▸ PROVIDED ENTRIES:
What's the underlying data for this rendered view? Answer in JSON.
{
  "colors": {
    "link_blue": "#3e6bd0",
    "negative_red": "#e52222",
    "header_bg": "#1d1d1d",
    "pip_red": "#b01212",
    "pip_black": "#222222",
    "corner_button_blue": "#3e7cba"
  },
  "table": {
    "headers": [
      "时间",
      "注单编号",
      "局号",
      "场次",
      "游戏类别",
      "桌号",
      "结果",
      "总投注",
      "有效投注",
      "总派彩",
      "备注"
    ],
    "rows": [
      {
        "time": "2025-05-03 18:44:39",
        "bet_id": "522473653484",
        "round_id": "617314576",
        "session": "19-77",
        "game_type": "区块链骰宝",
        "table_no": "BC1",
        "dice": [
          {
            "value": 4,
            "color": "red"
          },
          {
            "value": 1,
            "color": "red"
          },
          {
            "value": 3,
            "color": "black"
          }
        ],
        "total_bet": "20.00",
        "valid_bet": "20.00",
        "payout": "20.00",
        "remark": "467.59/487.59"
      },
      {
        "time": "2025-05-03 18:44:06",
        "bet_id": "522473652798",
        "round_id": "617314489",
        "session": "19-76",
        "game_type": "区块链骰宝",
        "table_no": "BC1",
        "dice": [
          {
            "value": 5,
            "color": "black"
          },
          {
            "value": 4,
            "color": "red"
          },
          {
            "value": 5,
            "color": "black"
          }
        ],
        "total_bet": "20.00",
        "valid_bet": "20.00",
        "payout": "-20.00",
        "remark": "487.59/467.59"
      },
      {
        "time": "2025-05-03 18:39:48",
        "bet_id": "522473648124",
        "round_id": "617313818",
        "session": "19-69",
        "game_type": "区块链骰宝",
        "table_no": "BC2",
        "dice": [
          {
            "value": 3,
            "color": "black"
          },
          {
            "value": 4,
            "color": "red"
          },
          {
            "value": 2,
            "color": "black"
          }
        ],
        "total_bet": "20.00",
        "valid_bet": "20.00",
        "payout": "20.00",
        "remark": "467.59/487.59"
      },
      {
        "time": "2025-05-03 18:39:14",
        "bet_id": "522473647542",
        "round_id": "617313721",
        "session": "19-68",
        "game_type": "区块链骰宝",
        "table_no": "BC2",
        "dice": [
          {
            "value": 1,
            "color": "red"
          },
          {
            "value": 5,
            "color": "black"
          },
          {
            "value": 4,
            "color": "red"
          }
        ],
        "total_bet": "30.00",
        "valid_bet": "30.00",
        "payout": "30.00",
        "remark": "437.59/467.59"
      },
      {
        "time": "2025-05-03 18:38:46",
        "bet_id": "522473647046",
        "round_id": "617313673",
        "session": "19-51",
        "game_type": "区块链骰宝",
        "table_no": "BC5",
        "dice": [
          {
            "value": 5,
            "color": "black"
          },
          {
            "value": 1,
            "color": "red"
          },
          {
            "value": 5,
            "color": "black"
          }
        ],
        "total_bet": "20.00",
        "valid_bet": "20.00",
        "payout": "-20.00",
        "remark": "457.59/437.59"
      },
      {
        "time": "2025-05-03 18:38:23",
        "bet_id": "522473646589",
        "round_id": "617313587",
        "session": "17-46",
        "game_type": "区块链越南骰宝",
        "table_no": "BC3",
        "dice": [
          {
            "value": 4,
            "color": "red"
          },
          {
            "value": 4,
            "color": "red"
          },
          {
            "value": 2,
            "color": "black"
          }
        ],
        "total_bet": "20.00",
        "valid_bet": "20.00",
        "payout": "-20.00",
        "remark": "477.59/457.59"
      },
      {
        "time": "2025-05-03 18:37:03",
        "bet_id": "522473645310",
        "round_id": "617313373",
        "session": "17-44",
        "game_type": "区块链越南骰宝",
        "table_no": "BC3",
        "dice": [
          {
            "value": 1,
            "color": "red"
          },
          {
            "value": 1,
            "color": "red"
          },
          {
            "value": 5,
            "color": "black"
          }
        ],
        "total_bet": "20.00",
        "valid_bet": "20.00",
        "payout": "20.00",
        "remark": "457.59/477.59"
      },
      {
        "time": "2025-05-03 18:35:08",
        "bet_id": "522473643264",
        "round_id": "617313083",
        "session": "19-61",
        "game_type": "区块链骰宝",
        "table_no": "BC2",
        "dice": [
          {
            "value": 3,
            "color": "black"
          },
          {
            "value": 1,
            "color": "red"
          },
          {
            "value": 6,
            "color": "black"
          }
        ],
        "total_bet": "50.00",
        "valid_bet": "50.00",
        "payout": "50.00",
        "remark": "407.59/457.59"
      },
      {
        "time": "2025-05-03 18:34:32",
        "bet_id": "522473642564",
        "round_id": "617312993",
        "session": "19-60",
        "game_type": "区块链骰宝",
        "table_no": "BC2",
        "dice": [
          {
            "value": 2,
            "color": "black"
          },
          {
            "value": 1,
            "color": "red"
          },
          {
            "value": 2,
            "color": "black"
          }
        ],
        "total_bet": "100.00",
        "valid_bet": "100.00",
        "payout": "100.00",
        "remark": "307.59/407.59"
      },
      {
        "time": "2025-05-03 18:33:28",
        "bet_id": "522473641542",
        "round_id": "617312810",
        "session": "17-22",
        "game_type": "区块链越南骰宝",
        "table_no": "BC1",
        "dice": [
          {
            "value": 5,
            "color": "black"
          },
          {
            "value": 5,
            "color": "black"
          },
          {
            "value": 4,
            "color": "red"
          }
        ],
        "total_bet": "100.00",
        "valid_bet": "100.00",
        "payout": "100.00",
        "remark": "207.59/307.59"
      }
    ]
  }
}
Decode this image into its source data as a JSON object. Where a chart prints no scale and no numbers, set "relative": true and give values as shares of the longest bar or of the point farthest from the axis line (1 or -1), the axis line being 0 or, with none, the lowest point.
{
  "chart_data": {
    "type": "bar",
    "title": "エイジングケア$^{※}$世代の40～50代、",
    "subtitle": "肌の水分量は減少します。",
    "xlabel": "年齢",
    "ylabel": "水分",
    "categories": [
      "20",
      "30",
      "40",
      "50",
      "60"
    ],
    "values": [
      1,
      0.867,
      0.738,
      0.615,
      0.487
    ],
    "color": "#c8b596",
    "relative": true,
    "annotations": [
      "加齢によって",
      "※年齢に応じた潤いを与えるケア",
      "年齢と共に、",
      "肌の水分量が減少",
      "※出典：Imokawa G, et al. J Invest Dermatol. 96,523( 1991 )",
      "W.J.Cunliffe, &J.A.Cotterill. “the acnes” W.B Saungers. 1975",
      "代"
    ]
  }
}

▸ TASK DIRECTIONS:
Quote all of the entries verbatim.

▸ THE SOLUTION:
What's the underlying data for this rendered view? Answer in JSON.
{
  "colors": {
    "link_blue": "#3e6bd0",
    "negative_red": "#e52222",
    "header_bg": "#1d1d1d",
    "pip_red": "#b01212",
    "pip_black": "#222222",
    "corner_button_blue": "#3e7cba"
  },
  "table": {
    "headers": [
      "时间",
      "注单编号",
      "局号",
      "场次",
      "游戏类别",
      "桌号",
      "结果",
      "总投注",
      "有效投注",
      "总派彩",
      "备注"
    ],
    "rows": [
      {
        "time": "2025-05-03 18:44:39",
        "bet_id": "522473653484",
        "round_id": "617314576",
        "session": "19-77",
        "game_type": "区块链骰宝",
        "table_no": "BC1",
        "dice": [
          {
            "value": 4,
            "color": "red"
          },
          {
            "value": 1,
            "color": "red"
          },
          {
            "value": 3,
            "color": "black"
          }
        ],
        "total_bet": "20.00",
        "valid_bet": "20.00",
        "payout": "20.00",
        "remark": "467.59/487.59"
      },
      {
        "time": "2025-05-03 18:44:06",
        "bet_id": "522473652798",
        "round_id": "617314489",
        "session": "19-76",
        "game_type": "区块链骰宝",
        "table_no": "BC1",
        "dice": [
          {
            "value": 5,
            "color": "black"
          },
          {
            "value": 4,
            "color": "red"
          },
          {
            "value": 5,
            "color": "black"
          }
        ],
        "total_bet": "20.00",
        "valid_bet": "20.00",
        "payout": "-20.00",
        "remark": "487.59/467.59"
      },
      {
        "time": "2025-05-03 18:39:48",
        "bet_id": "522473648124",
        "round_id": "617313818",
        "session": "19-69",
        "game_type": "区块链骰宝",
        "table_no": "BC2",
        "dice": [
          {
            "value": 3,
            "color": "black"
          },
          {
            "value": 4,
            "color": "red"
          },
          {
            "value": 2,
            "color": "black"
          }
        ],
        "total_bet": "20.00",
        "valid_bet": "20.00",
        "payout": "20.00",
        "remark": "467.59/487.59"
      },
      {
        "time": "2025-05-03 18:39:14",
        "bet_id": "522473647542",
        "round_id": "617313721",
        "session": "19-68",
        "game_type": "区块链骰宝",
        "table_no": "BC2",
        "dice": [
          {
            "value": 1,
            "color": "red"
          },
          {
            "value": 5,
            "color": "black"
          },
          {
            "value": 4,
            "color": "red"
          }
        ],
        "total_bet": "30.00",
        "valid_bet": "30.00",
        "payout": "30.00",
        "remark": "437.59/467.59"
      },
      {
        "time": "2025-05-03 18:38:46",
        "bet_id": "522473647046",
        "round_id": "617313673",
        "session": "19-51",
        "game_type": "区块链骰宝",
        "table_no": "BC5",
        "dice": [
          {
            "value": 5,
            "color": "black"
          },
          {
            "value": 1,
            "color": "red"
          },
          {
            "value": 5,
            "color": "black"
          }
        ],
        "total_bet": "20.00",
        "valid_bet": "20.00",
        "payout": "-20.00",
        "remark": "457.59/437.59"
      },
      {
        "time": "2025-05-03 18:38:23",
        "bet_id": "522473646589",
        "round_id": "617313587",
        "session": "17-46",
        "game_type": "区块链越南骰宝",
        "table_no": "BC3",
        "dice": [
          {
            "value": 4,
            "color": "red"
          },
          {
            "value": 4,
            "color": "red"
          },
          {
            "value": 2,
            "color": "black"
          }
        ],
        "total_bet": "20.00",
        "valid_bet": "20.00",
        "payout": "-20.00",
        "remark": "477.59/457.59"
      },
      {
        "time": "2025-05-03 18:37:03",
        "bet_id": "522473645310",
        "round_id": "617313373",
        "session": "17-44",
        "game_type": "区块链越南骰宝",
        "table_no": "BC3",
        "dice": [
          {
            "value": 1,
            "color": "red"
          },
          {
            "value": 1,
            "color": "red"
          },
          {
            "value": 5,
            "color": "black"
          }
        ],
        "total_bet": "20.00",
        "valid_bet": "20.00",
        "payout": "20.00",
        "remark": "457.59/477.59"
      },
      {
        "time": "2025-05-03 18:35:08",
        "bet_id": "522473643264",
        "round_id": "617313083",
        "session": "19-61",
        "game_type": "区块链骰宝",
        "table_no": "BC2",
        "dice": [
          {
            "value": 3,
            "color": "black"
          },
          {
            "value": 1,
            "color": "red"
          },
          {
            "value": 6,
            "color": "black"
          }
        ],
        "total_bet": "50.00",
        "valid_bet": "50.00",
        "payout": "50.00",
        "remark": "407.59/457.59"
      },
      {
        "time": "2025-05-03 18:34:32",
        "bet_id": "522473642564",
        "round_id": "617312993",
        "session": "19-60",
        "game_type": "区块链骰宝",
        "table_no": "BC2",
        "dice": [
          {
            "value": 2,
            "color": "black"
          },
          {
            "value": 1,
            "color": "red"
          },
          {
            "value": 2,
            "color": "black"
          }
        ],
        "total_bet": "100.00",
        "valid_bet": "100.00",
        "payout": "100.00",
        "remark": "307.59/407.59"
      },
      {
        "time": "2025-05-03 18:33:28",
        "bet_id": "522473641542",
        "round_id": "617312810",
        "session": "17-22",
        "game_type": "区块链越南骰宝",
        "table_no": "BC1",
        "dice": [
          {
            "value": 5,
            "color": "black"
          },
          {
            "value": 5,
            "color": "black"
          },
          {
            "value": 4,
            "color": "red"
          }
        ],
        "total_bet": "100.00",
        "valid_bet": "100.00",
        "payout": "100.00",
        "remark": "207.59/307.59"
      }
    ]
  }
}
Decode this image into its source data as a JSON object. Where a chart prints no scale and no numbers, set "relative": true and give values as shares of the longest bar or of the point farthest from the axis line (1 or -1), the axis line being 0 or, with none, the lowest point.
{
  "chart_data": {
    "type": "bar",
    "title": "エイジングケア$^{※}$世代の40～50代、",
    "subtitle": "肌の水分量は減少します。",
    "xlabel": "年齢",
    "ylabel": "水分",
    "categories": [
      "20",
      "30",
      "40",
      "50",
      "60"
    ],
    "values": [
      1,
      0.867,
      0.738,
      0.615,
      0.487
    ],
    "color": "#c8b596",
    "relative": true,
    "annotations": [
      "加齢によって",
      "※年齢に応じた潤いを与えるケア",
      "年齢と共に、",
      "肌の水分量が減少",
      "※出典：Imokawa G, et al. J Invest Dermatol. 96,523( 1991 )",
      "W.J.Cunliffe, &J.A.Cotterill. “the acnes” W.B Saungers. 1975",
      "代"
    ]
  }
}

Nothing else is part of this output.